ОТРЫВОК ТЕКСТА:
##########

Большевики вполне серьезно воспринимали себя носителями научной истины: единственно возможной, неопровержимой, всесокрушающей и всепобеждающей. Творчески развивая марксизм, их лидеры невольно обнажали скрытую в нем человеконенавистническую сущность. Если действия националистов на окраинах империи, направленные на отпадение территорий от метрополии, а также бесчинства черни в городах и селах, деморализация армии, приводили русского человека в ужас, то в глазах практиков марксизма все эти процессы только подтверждали непреложность «закона». Служа орудием этого «закона», партийная верхушка испытывала огромное воодушевление, которое передавалось рядовым членам партии, когда они видели и слышали на всевозможных митингах и собраниях своих вождей. А те убеждали вдохновенно, самозабвенно, говорили без умолку, без передышки: вещали о том, что настал звездный час в истории человечества, когда трудящиеся массы наконец-то смогут стать кузнецами своего счастья.

##########

ПРЕДСТАВЛЕННЫЕ ДАННЫЕ:
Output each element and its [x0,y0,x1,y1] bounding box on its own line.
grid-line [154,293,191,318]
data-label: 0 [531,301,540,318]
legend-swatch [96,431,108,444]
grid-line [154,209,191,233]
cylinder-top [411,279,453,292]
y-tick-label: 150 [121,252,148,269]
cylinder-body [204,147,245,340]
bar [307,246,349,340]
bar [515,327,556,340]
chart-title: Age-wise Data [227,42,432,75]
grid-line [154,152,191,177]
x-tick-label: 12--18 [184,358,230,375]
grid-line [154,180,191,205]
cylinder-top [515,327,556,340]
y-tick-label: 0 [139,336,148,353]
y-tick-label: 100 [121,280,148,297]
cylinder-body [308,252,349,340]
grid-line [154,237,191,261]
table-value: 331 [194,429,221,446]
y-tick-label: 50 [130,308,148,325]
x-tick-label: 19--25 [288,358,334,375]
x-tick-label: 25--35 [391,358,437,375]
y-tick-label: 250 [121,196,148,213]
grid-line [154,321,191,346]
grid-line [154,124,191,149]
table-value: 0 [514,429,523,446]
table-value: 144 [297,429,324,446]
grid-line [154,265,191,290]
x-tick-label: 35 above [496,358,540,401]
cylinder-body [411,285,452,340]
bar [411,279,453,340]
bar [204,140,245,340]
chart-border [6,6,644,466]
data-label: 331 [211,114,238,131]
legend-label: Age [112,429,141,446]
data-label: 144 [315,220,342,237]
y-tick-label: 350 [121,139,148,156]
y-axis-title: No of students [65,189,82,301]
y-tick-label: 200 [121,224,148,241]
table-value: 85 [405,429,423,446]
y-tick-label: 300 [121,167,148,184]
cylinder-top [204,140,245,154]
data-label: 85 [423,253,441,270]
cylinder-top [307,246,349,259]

##########

ЗАДАНИЕ: Повторите отрывок о большевиках полностью, без единого изменения. Данные — это отдельный материал, к отрывку они не относятся.

ОТВЕТ:
Большевики вполне серьезно воспринимали себя носителями научной истины: единственно возможной, неопровержимой, всесокрушающей и всепобеждающей. Творчески развивая марксизм, их лидеры невольно обнажали скрытую в нем человеконенавистническую сущность. Если действия националистов на окраинах империи, направленные на отпадение территорий от метрополии, а также бесчинства черни в городах и селах, деморализация армии, приводили русского человека в ужас, то в глазах практиков марксизма все эти процессы только подтверждали непреложность «закона». Служа орудием этого «закона», партийная верхушка испытывала огромное воодушевление, которое передавалось рядовым членам партии, когда они видели и слышали на всевозможных митингах и собраниях своих вождей. А те убеждали вдохновенно, самозабвенно, говорили без умолку, без передышки: вещали о том, что настал звездный час в истории человечества, когда трудящиеся массы наконец-то смогут стать кузнецами своего счастья.